**Input records**
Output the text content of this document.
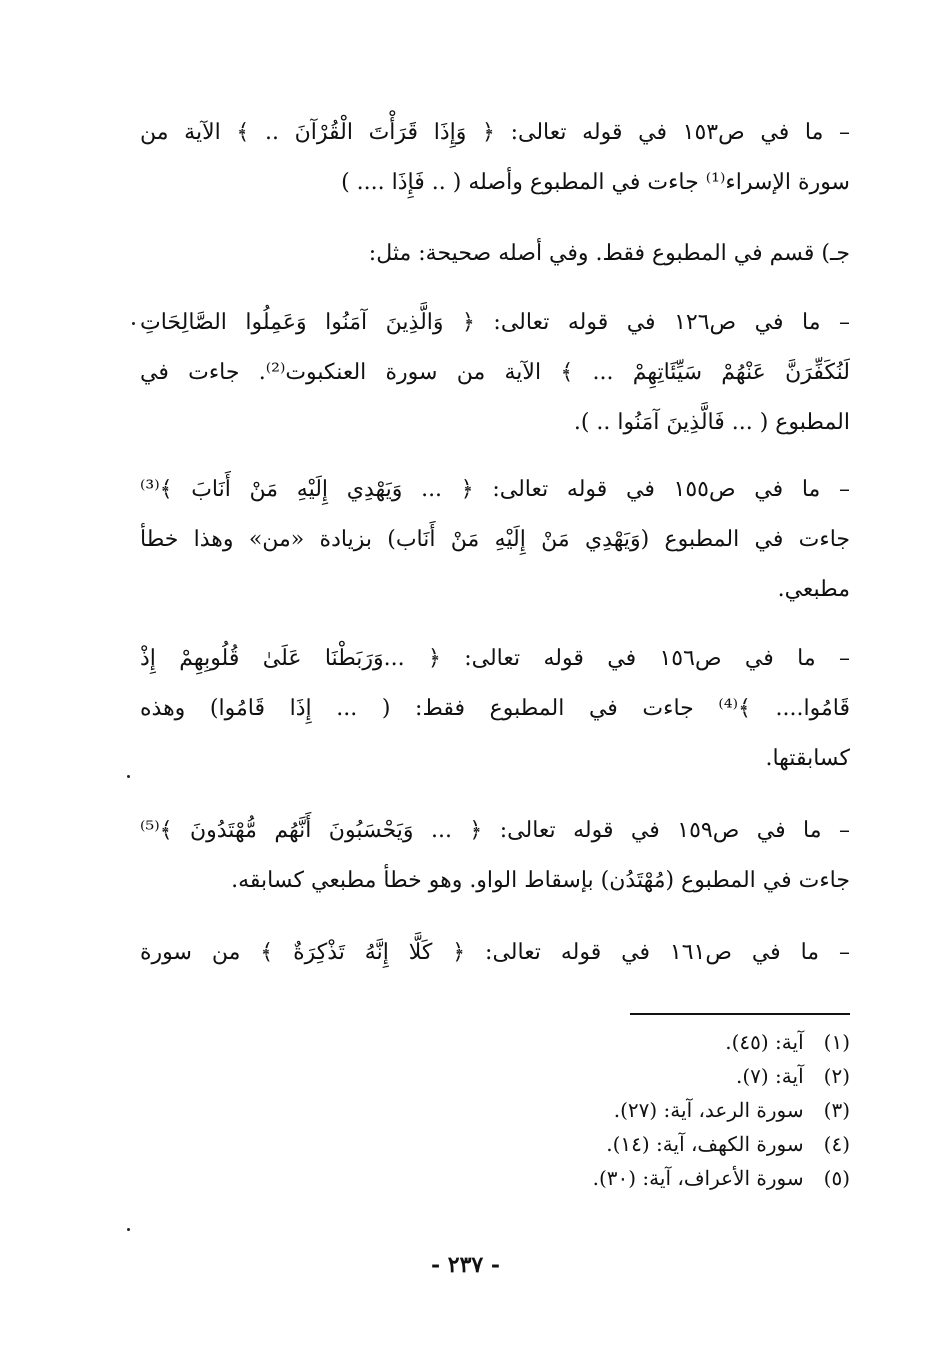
– ما في ص١٥٣ في قوله تعالى: ﴿ وَإِذَا قَرَأْتَ الْقُرْآنَ .. ﴾ الآية من
سورة الإسراء⁽¹⁾ جاءت في المطبوع وأصله ( .. فَإِذَا .... )
جـ) قسم في المطبوع فقط. وفي أصله صحيحة: مثل:
– ما في ص١٢٦ في قوله تعالى: ﴿ وَالَّذِينَ آمَنُوا وَعَمِلُوا الصَّالِحَاتِ
لَنُكَفِّرَنَّ عَنْهُمْ سَيِّئَاتِهِمْ ... ﴾ الآية من سورة العنكبوت⁽²⁾. جاءت في
المطبوع ( ... فَالَّذِينَ آمَنُوا .. ).
– ما في ص١٥٥ في قوله تعالى: ﴿ ... وَيَهْدِي إِلَيْهِ مَنْ أَنَابَ ﴾⁽³⁾
جاءت في المطبوع (وَيَهْدِي مَنْ إِلَيْهِ مَنْ أَنَاب) بزيادة «من» وهذا خطأ
مطبعي.
– ما في ص١٥٦ في قوله تعالى: ﴿ ...وَرَبَطْنَا عَلَىٰ قُلُوبِهِمْ إِذْ
قَامُوا.... ﴾⁽⁴⁾ جاءت في المطبوع فقط: ( ... إِذَا قَامُوا) وهذه
كسابقتها.
– ما في ص١٥٩ في قوله تعالى: ﴿ ... وَيَحْسَبُونَ أَنَّهُم مُّهْتَدُونَ ﴾⁽⁵⁾
جاءت في المطبوع (مُهْتَدُن) بإسقاط الواو. وهو خطأ مطبعي كسابقه.
– ما في ص١٦١ في قوله تعالى: ﴿ كَلَّا إِنَّهُ تَذْكِرَةٌ ﴾ من سورة
(١) آية: (٤٥).
(٢) آية: (٧).
(٣) سورة الرعد، آية: (٢٧).
(٤) سورة الكهف، آية: (١٤).
(٥) سورة الأعراف، آية: (٣٠).
- ٢٣٧ -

**What to do**
Quote each entry above verbatim and drop the pictures.

**Result for this exercise**
Output the text content of this document.
– ما في ص١٥٣ في قوله تعالى: ﴿ وَإِذَا قَرَأْتَ الْقُرْآنَ .. ﴾ الآية من
سورة الإسراء⁽¹⁾ جاءت في المطبوع وأصله ( .. فَإِذَا .... )
جـ) قسم في المطبوع فقط. وفي أصله صحيحة: مثل:
– ما في ص١٢٦ في قوله تعالى: ﴿ وَالَّذِينَ آمَنُوا وَعَمِلُوا الصَّالِحَاتِ
لَنُكَفِّرَنَّ عَنْهُمْ سَيِّئَاتِهِمْ ... ﴾ الآية من سورة العنكبوت⁽²⁾. جاءت في
المطبوع ( ... فَالَّذِينَ آمَنُوا .. ).
– ما في ص١٥٥ في قوله تعالى: ﴿ ... وَيَهْدِي إِلَيْهِ مَنْ أَنَابَ ﴾⁽³⁾
جاءت في المطبوع (وَيَهْدِي مَنْ إِلَيْهِ مَنْ أَنَاب) بزيادة «من» وهذا خطأ
مطبعي.
– ما في ص١٥٦ في قوله تعالى: ﴿ ...وَرَبَطْنَا عَلَىٰ قُلُوبِهِمْ إِذْ
قَامُوا.... ﴾⁽⁴⁾ جاءت في المطبوع فقط: ( ... إِذَا قَامُوا) وهذه
كسابقتها.
– ما في ص١٥٩ في قوله تعالى: ﴿ ... وَيَحْسَبُونَ أَنَّهُم مُّهْتَدُونَ ﴾⁽⁵⁾
جاءت في المطبوع (مُهْتَدُن) بإسقاط الواو. وهو خطأ مطبعي كسابقه.
– ما في ص١٦١ في قوله تعالى: ﴿ كَلَّا إِنَّهُ تَذْكِرَةٌ ﴾ من سورة
(١) آية: (٤٥).
(٢) آية: (٧).
(٣) سورة الرعد، آية: (٢٧).
(٤) سورة الكهف، آية: (١٤).
(٥) سورة الأعراف، آية: (٣٠).
- ٢٣٧ -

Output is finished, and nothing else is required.